Aim of the task: State how many lines of the entries include the string "Trajectory", please, leaving out everything but the number.

Working data:
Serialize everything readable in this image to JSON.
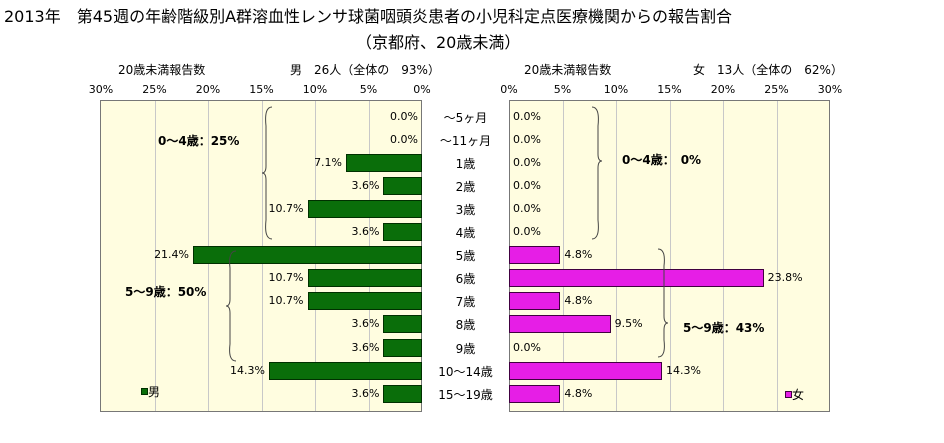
{
  "title": {
    "line1": "2013年　第45週の年齢階級別A群溶血性レンサ球菌咽頭炎患者の小児科定点医療機関からの報告割合",
    "line2": "（京都府、20歳未満）"
  },
  "male_header": {
    "left": "20歳未満報告数",
    "right": "男　26人（全体の　93%）"
  },
  "female_header": {
    "left": "20歳未満報告数",
    "right": "女　13人（全体の　62%）"
  },
  "chart_data": {
    "type": "bar",
    "orientation": "horizontal-butterfly",
    "categories": [
      "～5ヶ月",
      "～11ヶ月",
      "1歳",
      "2歳",
      "3歳",
      "4歳",
      "5歳",
      "6歳",
      "7歳",
      "8歳",
      "9歳",
      "10～14歳",
      "15～19歳"
    ],
    "series": [
      {
        "name": "男",
        "values": [
          0.0,
          0.0,
          7.1,
          3.6,
          10.7,
          3.6,
          21.4,
          10.7,
          10.7,
          3.6,
          3.6,
          14.3,
          3.6
        ],
        "color": "#0a6e0a"
      },
      {
        "name": "女",
        "values": [
          0.0,
          0.0,
          0.0,
          0.0,
          0.0,
          0.0,
          4.8,
          23.8,
          4.8,
          9.5,
          0.0,
          14.3,
          4.8
        ],
        "color": "#e61ee6"
      }
    ],
    "male_ticks": [
      "30%",
      "25%",
      "20%",
      "15%",
      "10%",
      "5%",
      "0%"
    ],
    "female_ticks": [
      "0%",
      "5%",
      "10%",
      "15%",
      "20%",
      "25%",
      "30%"
    ],
    "xlim": [
      0,
      30
    ],
    "unit": "%",
    "annotations": {
      "male_0_4": "0～4歳：25%",
      "male_5_9": "5～9歳：50%",
      "female_0_4": "0～4歳：　0%",
      "female_5_9": "5～9歳：43%"
    },
    "legend": {
      "male": "男",
      "female": "女"
    }
  }
}
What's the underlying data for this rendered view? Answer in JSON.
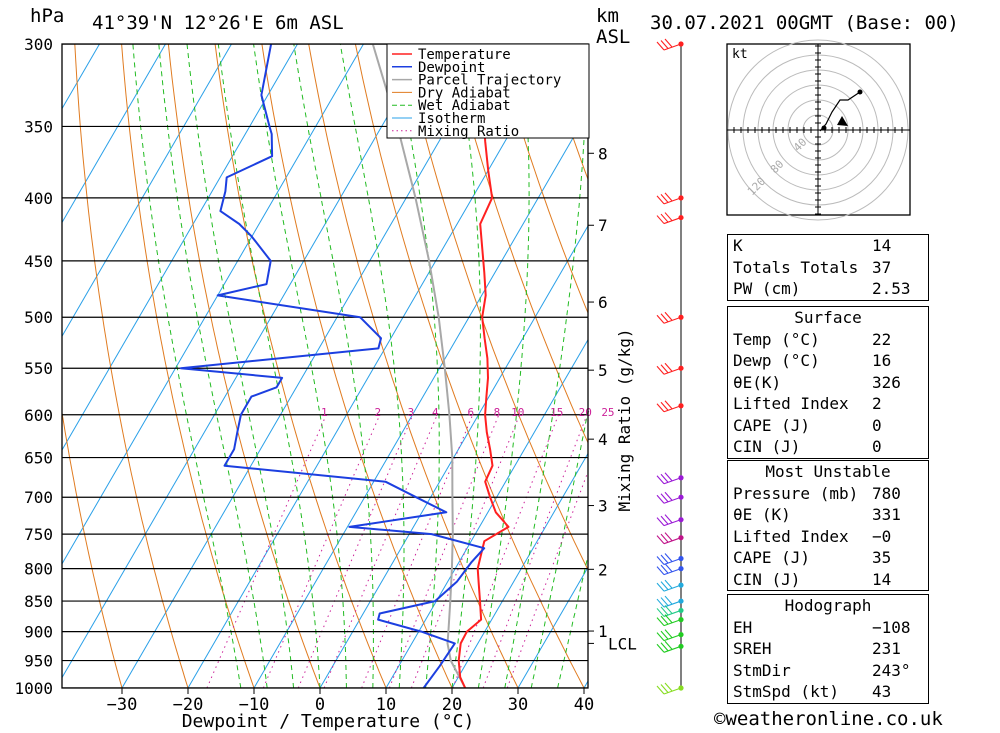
{
  "header": {
    "pressure_unit": "hPa",
    "location": "41°39'N 12°26'E 6m ASL",
    "km_unit": "km",
    "asl": "ASL",
    "datetime": "30.07.2021 00GMT (Base: 00)"
  },
  "chart_data": {
    "type": "line",
    "title": "41°39'N 12°26'E 6m ASL",
    "xlabel": "Dewpoint / Temperature (°C)",
    "ylabel": "hPa",
    "y2label": "Mixing Ratio (g/kg)",
    "xlim": [
      -40,
      40
    ],
    "ylim": [
      1000,
      300
    ],
    "skew": "skew-T log-P",
    "x_ticks": [
      -30,
      -20,
      -10,
      0,
      10,
      20,
      30,
      40
    ],
    "pressure_levels": [
      300,
      350,
      400,
      450,
      500,
      550,
      600,
      650,
      700,
      750,
      800,
      850,
      900,
      950,
      1000
    ],
    "km_ticks": [
      {
        "label": "8",
        "p": 368
      },
      {
        "label": "7",
        "p": 421
      },
      {
        "label": "6",
        "p": 486
      },
      {
        "label": "5",
        "p": 552
      },
      {
        "label": "4",
        "p": 628
      },
      {
        "label": "3",
        "p": 711
      },
      {
        "label": "2",
        "p": 801
      },
      {
        "label": "1",
        "p": 899
      },
      {
        "label": "LCL",
        "p": 920
      }
    ],
    "mixing_ratio_labels": [
      "1",
      "2",
      "3",
      "4",
      "6",
      "8",
      "10",
      "15",
      "20",
      "25"
    ],
    "legend": [
      "Temperature",
      "Dewpoint",
      "Parcel Trajectory",
      "Dry Adiabat",
      "Wet Adiabat",
      "Isotherm",
      "Mixing Ratio"
    ],
    "legend_placement": "top-center",
    "colors": {
      "temperature": "#ff2020",
      "dewpoint": "#1c3fe0",
      "parcel": "#a8a8a8",
      "dry_adiabat": "#e07b20",
      "wet_adiabat": "#22bb22",
      "isotherm": "#2aa0e8",
      "mixing_ratio": "#cc2299"
    },
    "series": [
      {
        "name": "Temperature",
        "points": [
          [
            1000,
            22.0
          ],
          [
            980,
            20.3
          ],
          [
            950,
            18.6
          ],
          [
            920,
            17.4
          ],
          [
            900,
            17.3
          ],
          [
            880,
            18.4
          ],
          [
            850,
            16.6
          ],
          [
            820,
            14.7
          ],
          [
            800,
            13.4
          ],
          [
            780,
            12.7
          ],
          [
            760,
            12.0
          ],
          [
            740,
            14.4
          ],
          [
            720,
            11.2
          ],
          [
            700,
            9.0
          ],
          [
            680,
            6.9
          ],
          [
            660,
            6.6
          ],
          [
            640,
            4.8
          ],
          [
            620,
            2.8
          ],
          [
            600,
            1.0
          ],
          [
            580,
            -0.4
          ],
          [
            560,
            -1.8
          ],
          [
            540,
            -3.6
          ],
          [
            520,
            -5.8
          ],
          [
            500,
            -8.0
          ],
          [
            480,
            -9.4
          ],
          [
            460,
            -11.6
          ],
          [
            440,
            -14.0
          ],
          [
            420,
            -16.5
          ],
          [
            400,
            -17.0
          ],
          [
            380,
            -20.0
          ],
          [
            360,
            -23.0
          ],
          [
            340,
            -26.0
          ],
          [
            320,
            -30.0
          ],
          [
            300,
            -34.0
          ]
        ]
      },
      {
        "name": "Dewpoint",
        "points": [
          [
            1000,
            15.7
          ],
          [
            960,
            16.2
          ],
          [
            920,
            16.5
          ],
          [
            900,
            10.4
          ],
          [
            880,
            2.8
          ],
          [
            870,
            2.5
          ],
          [
            850,
            9.8
          ],
          [
            820,
            11.4
          ],
          [
            790,
            11.9
          ],
          [
            770,
            12.6
          ],
          [
            750,
            3.4
          ],
          [
            740,
            -9.7
          ],
          [
            720,
            3.7
          ],
          [
            700,
            -2.2
          ],
          [
            680,
            -8.2
          ],
          [
            660,
            -34.0
          ],
          [
            640,
            -34.0
          ],
          [
            620,
            -35.0
          ],
          [
            600,
            -36.0
          ],
          [
            580,
            -36.0
          ],
          [
            570,
            -33.0
          ],
          [
            560,
            -33.0
          ],
          [
            550,
            -49.2
          ],
          [
            530,
            -21.0
          ],
          [
            520,
            -21.5
          ],
          [
            500,
            -26.5
          ],
          [
            480,
            -50.0
          ],
          [
            470,
            -43.6
          ],
          [
            450,
            -45.0
          ],
          [
            430,
            -50.0
          ],
          [
            420,
            -53.0
          ],
          [
            410,
            -57.0
          ],
          [
            395,
            -58.0
          ],
          [
            385,
            -59.0
          ],
          [
            370,
            -54.0
          ],
          [
            355,
            -56.0
          ],
          [
            350,
            -57.0
          ],
          [
            330,
            -61.0
          ],
          [
            300,
            -64.0
          ]
        ]
      },
      {
        "name": "Parcel Trajectory",
        "points": [
          [
            1000,
            22.0
          ],
          [
            950,
            17.4
          ],
          [
            920,
            15.4
          ],
          [
            900,
            14.5
          ],
          [
            850,
            12.1
          ],
          [
            800,
            9.5
          ],
          [
            750,
            6.6
          ],
          [
            700,
            3.3
          ],
          [
            650,
            -0.2
          ],
          [
            600,
            -4.4
          ],
          [
            550,
            -9.2
          ],
          [
            500,
            -14.6
          ],
          [
            450,
            -21.0
          ],
          [
            400,
            -28.6
          ],
          [
            350,
            -37.6
          ],
          [
            300,
            -48.6
          ]
        ]
      }
    ],
    "wind_barbs": [
      {
        "p": 300,
        "color": "#ff2020"
      },
      {
        "p": 400,
        "color": "#ff2020"
      },
      {
        "p": 415,
        "color": "#ff2020"
      },
      {
        "p": 500,
        "color": "#ff2020"
      },
      {
        "p": 550,
        "color": "#ff2020"
      },
      {
        "p": 590,
        "color": "#ff2020"
      },
      {
        "p": 675,
        "color": "#9b1ad6"
      },
      {
        "p": 700,
        "color": "#9b1ad6"
      },
      {
        "p": 730,
        "color": "#9b1ad6"
      },
      {
        "p": 755,
        "color": "#c0148a"
      },
      {
        "p": 785,
        "color": "#3355ee"
      },
      {
        "p": 800,
        "color": "#3355ee"
      },
      {
        "p": 825,
        "color": "#22aadd"
      },
      {
        "p": 850,
        "color": "#22aadd"
      },
      {
        "p": 865,
        "color": "#22cc88"
      },
      {
        "p": 880,
        "color": "#22cc22"
      },
      {
        "p": 905,
        "color": "#22cc22"
      },
      {
        "p": 925,
        "color": "#22cc22"
      },
      {
        "p": 1000,
        "color": "#88dd22"
      }
    ],
    "hodograph": {
      "unit": "kt",
      "ring_labels": [
        "40",
        "80",
        "120"
      ],
      "trace": [
        [
          2,
          -1
        ],
        [
          8,
          6
        ],
        [
          14,
          18
        ],
        [
          22,
          30
        ],
        [
          30,
          30
        ],
        [
          42,
          38
        ]
      ],
      "storm_motion": {
        "dir_deg": 243,
        "speed_kt": 43
      }
    }
  },
  "indices": [
    {
      "k": "K",
      "v": "14"
    },
    {
      "k": "Totals Totals",
      "v": "37"
    },
    {
      "k": "PW (cm)",
      "v": "2.53"
    }
  ],
  "surface": {
    "title": "Surface",
    "rows": [
      {
        "k": "Temp (°C)",
        "v": "22"
      },
      {
        "k": "Dewp (°C)",
        "v": "16"
      },
      {
        "k": "θE(K)",
        "v": "326"
      },
      {
        "k": "Lifted Index",
        "v": "2"
      },
      {
        "k": "CAPE (J)",
        "v": "0"
      },
      {
        "k": "CIN (J)",
        "v": "0"
      }
    ]
  },
  "most_unstable": {
    "title": "Most Unstable",
    "rows": [
      {
        "k": "Pressure (mb)",
        "v": "780"
      },
      {
        "k": "θE (K)",
        "v": "331"
      },
      {
        "k": "Lifted Index",
        "v": "−0"
      },
      {
        "k": "CAPE (J)",
        "v": "35"
      },
      {
        "k": "CIN (J)",
        "v": "14"
      }
    ]
  },
  "hodograph_table": {
    "title": "Hodograph",
    "rows": [
      {
        "k": "EH",
        "v": "−108"
      },
      {
        "k": "SREH",
        "v": "231"
      },
      {
        "k": "StmDir",
        "v": "243°"
      },
      {
        "k": "StmSpd (kt)",
        "v": "43"
      }
    ]
  },
  "credit": "©weatheronline.co.uk"
}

Written solution: 2